Directions for this task: The records that follow must be reproduced in full, exactly as written.
++++ Entries supplied
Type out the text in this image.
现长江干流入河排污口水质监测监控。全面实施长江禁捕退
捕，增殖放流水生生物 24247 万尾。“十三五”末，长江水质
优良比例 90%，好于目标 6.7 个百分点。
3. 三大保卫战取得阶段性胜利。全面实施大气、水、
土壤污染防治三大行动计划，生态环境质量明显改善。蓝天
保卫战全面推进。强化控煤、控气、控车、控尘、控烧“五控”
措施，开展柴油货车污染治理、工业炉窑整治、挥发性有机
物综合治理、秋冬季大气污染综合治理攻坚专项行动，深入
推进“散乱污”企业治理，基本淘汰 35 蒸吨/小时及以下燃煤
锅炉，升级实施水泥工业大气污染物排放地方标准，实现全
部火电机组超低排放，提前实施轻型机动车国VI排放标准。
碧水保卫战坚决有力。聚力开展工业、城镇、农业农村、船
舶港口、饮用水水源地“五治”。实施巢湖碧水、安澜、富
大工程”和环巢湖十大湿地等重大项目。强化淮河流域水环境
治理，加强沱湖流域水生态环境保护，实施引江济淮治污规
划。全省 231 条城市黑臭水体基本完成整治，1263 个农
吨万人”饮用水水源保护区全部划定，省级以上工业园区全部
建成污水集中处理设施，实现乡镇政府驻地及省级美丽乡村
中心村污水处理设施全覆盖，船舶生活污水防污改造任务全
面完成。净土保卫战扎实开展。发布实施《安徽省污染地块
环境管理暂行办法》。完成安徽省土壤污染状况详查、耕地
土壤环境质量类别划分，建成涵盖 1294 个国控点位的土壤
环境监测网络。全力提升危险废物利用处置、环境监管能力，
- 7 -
++++++++
Task output:
Type out the text in this image.
现长江干流入河排污口水质监测监控。全面实施长江禁捕退
捕，增殖放流水生生物 24247 万尾。“十三五”末，长江水质
优良比例 90%，好于目标 6.7 个百分点。
3. 三大保卫战取得阶段性胜利。全面实施大气、水、
土壤污染防治三大行动计划，生态环境质量明显改善。蓝天
保卫战全面推进。强化控煤、控气、控车、控尘、控烧“五控”
措施，开展柴油货车污染治理、工业炉窑整治、挥发性有机
物综合治理、秋冬季大气污染综合治理攻坚专项行动，深入
推进“散乱污”企业治理，基本淘汰 35 蒸吨/小时及以下燃煤
锅炉，升级实施水泥工业大气污染物排放地方标准，实现全
部火电机组超低排放，提前实施轻型机动车国VI排放标准。
碧水保卫战坚决有力。聚力开展工业、城镇、农业农村、船
舶港口、饮用水水源地“五治”。实施巢湖碧水、安澜、富
大工程”和环巢湖十大湿地等重大项目。强化淮河流域水环境
治理，加强沱湖流域水生态环境保护，实施引江济淮治污规
划。全省 231 条城市黑臭水体基本完成整治，1263 个农
吨万人”饮用水水源保护区全部划定，省级以上工业园区全部
建成污水集中处理设施，实现乡镇政府驻地及省级美丽乡村
中心村污水处理设施全覆盖，船舶生活污水防污改造任务全
面完成。净土保卫战扎实开展。发布实施《安徽省污染地块
环境管理暂行办法》。完成安徽省土壤污染状况详查、耕地
土壤环境质量类别划分，建成涵盖 1294 个国控点位的土壤
环境监测网络。全力提升危险废物利用处置、环境监管能力，
- 7 -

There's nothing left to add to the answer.